Take the line that contains "What does this" as the first line and the last line of the material below as the final one; reproduce exactly the lines between, inclusive.

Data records
• • • • •
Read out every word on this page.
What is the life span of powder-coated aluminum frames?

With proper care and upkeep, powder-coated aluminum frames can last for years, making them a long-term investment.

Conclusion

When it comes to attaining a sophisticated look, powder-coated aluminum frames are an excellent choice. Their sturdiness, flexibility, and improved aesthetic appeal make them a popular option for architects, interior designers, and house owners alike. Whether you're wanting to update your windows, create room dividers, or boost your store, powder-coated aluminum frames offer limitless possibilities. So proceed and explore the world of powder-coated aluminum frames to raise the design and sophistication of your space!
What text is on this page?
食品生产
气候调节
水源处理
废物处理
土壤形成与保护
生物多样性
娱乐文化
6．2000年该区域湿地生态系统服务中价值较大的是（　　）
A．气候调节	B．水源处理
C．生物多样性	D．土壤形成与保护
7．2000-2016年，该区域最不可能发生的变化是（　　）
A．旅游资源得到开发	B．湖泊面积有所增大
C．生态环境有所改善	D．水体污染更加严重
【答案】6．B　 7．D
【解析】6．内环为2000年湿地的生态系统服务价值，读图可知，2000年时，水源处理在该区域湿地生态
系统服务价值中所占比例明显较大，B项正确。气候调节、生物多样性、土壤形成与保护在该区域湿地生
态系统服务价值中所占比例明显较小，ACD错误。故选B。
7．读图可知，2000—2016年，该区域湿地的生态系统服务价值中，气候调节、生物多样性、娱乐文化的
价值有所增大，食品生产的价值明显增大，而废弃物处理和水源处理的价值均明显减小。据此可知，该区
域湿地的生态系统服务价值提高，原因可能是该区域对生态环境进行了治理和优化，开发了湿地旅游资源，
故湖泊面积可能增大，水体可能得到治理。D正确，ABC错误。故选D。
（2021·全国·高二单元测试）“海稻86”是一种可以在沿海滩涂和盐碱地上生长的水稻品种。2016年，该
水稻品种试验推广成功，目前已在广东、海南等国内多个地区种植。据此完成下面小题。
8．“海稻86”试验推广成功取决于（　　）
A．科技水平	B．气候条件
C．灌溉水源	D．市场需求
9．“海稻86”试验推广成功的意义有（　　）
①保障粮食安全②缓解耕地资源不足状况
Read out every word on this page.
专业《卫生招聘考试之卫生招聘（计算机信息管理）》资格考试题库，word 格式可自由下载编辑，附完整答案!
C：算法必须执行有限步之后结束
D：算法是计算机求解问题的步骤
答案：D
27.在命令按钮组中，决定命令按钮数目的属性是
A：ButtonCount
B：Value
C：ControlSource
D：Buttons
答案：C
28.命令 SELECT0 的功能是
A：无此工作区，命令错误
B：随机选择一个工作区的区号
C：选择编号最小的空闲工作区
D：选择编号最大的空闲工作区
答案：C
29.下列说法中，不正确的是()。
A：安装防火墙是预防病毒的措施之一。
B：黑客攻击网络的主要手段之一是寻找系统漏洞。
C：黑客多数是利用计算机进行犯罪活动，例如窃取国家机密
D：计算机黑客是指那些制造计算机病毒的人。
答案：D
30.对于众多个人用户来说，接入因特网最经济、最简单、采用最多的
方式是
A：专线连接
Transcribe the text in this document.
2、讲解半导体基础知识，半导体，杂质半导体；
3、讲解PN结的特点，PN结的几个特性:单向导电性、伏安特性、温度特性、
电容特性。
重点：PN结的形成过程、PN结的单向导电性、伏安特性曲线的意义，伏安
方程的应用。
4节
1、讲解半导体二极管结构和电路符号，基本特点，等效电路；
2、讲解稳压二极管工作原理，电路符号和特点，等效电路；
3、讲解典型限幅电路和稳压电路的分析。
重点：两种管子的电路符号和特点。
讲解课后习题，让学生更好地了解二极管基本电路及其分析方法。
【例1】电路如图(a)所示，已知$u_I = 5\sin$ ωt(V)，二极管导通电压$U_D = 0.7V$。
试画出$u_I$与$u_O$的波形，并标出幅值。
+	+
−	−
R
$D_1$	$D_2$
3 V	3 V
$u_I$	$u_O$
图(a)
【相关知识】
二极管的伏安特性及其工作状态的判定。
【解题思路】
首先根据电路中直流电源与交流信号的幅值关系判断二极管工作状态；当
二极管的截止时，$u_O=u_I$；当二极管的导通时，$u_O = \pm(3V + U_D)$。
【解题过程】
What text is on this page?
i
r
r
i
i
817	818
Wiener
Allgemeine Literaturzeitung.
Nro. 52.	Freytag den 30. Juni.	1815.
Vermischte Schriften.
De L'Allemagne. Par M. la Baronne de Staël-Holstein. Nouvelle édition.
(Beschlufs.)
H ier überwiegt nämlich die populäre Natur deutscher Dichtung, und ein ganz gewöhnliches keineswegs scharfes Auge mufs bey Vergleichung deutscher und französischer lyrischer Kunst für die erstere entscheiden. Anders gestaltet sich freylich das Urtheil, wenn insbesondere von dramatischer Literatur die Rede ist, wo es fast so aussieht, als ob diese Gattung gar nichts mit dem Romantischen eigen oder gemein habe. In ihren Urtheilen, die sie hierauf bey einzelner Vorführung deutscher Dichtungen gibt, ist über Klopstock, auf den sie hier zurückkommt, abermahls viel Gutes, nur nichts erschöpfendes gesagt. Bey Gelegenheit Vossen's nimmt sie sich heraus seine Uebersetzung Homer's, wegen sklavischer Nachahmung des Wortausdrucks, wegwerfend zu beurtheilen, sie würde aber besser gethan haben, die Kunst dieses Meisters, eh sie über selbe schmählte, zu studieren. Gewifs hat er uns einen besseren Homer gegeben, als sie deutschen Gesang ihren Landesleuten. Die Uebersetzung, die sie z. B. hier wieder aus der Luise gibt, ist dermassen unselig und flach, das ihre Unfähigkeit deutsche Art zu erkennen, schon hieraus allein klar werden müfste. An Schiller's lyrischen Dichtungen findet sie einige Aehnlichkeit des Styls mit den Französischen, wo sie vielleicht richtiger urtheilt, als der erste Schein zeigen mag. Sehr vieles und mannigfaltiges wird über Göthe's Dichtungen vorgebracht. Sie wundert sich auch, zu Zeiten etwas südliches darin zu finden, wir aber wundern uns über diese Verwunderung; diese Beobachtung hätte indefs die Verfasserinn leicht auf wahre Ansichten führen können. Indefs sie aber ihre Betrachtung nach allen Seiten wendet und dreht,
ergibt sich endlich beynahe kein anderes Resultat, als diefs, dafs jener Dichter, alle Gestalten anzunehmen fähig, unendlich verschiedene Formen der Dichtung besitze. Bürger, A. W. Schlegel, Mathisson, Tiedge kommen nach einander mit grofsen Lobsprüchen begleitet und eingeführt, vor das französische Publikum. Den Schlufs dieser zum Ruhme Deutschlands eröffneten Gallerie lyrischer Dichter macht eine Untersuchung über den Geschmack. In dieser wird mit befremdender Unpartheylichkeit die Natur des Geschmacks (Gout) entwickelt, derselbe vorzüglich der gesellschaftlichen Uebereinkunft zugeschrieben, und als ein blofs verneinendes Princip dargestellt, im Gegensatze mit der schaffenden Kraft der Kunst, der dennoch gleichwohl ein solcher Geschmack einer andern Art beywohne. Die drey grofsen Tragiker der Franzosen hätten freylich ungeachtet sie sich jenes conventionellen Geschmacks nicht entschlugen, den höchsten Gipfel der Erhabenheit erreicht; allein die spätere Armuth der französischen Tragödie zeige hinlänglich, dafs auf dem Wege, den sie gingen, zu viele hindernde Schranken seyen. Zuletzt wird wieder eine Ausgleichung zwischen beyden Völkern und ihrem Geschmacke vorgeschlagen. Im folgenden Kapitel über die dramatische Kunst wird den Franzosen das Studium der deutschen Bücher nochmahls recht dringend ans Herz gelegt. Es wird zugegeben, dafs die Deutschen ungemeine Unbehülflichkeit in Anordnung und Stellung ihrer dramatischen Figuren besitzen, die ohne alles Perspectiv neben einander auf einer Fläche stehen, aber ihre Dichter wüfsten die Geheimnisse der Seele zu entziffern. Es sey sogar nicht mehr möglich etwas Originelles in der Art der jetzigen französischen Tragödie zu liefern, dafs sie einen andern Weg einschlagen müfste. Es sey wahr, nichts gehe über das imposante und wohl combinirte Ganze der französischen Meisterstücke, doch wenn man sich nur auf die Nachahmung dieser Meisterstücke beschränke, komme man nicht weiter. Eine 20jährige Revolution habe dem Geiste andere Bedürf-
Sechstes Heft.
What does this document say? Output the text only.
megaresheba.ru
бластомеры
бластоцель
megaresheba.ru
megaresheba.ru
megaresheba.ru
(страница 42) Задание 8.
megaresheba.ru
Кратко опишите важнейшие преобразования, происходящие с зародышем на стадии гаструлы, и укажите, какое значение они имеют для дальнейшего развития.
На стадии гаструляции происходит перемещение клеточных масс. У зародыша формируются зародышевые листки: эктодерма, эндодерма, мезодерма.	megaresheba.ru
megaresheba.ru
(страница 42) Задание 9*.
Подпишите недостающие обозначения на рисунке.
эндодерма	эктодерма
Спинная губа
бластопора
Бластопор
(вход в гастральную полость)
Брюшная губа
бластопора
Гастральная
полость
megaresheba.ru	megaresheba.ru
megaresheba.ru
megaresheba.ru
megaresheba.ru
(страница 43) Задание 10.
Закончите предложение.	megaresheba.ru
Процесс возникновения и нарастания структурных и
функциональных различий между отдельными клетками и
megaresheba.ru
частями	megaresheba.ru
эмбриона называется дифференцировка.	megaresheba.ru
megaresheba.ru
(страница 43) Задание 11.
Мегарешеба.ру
• • • • •
Result for this exercise
What does this document say? Output the text only.
megaresheba.ru
бластомеры
бластоцель
megaresheba.ru
megaresheba.ru
megaresheba.ru
(страница 42) Задание 8.
megaresheba.ru
Кратко опишите важнейшие преобразования, происходящие с зародышем на стадии гаструлы, и укажите, какое значение они имеют для дальнейшего развития.
На стадии гаструляции происходит перемещение клеточных масс. У зародыша формируются зародышевые листки: эктодерма, эндодерма, мезодерма.	megaresheba.ru
megaresheba.ru
(страница 42) Задание 9*.
Подпишите недостающие обозначения на рисунке.
эндодерма	эктодерма
Спинная губа
бластопора
Бластопор
(вход в гастральную полость)
Брюшная губа
бластопора
Гастральная
полость
megaresheba.ru	megaresheba.ru
megaresheba.ru
megaresheba.ru
megaresheba.ru
(страница 43) Задание 10.
Закончите предложение.	megaresheba.ru
Процесс возникновения и нарастания структурных и
функциональных различий между отдельными клетками и
megaresheba.ru
частями	megaresheba.ru
эмбриона называется дифференцировка.	megaresheba.ru
megaresheba.ru
(страница 43) Задание 11.
Мегарешеба.ру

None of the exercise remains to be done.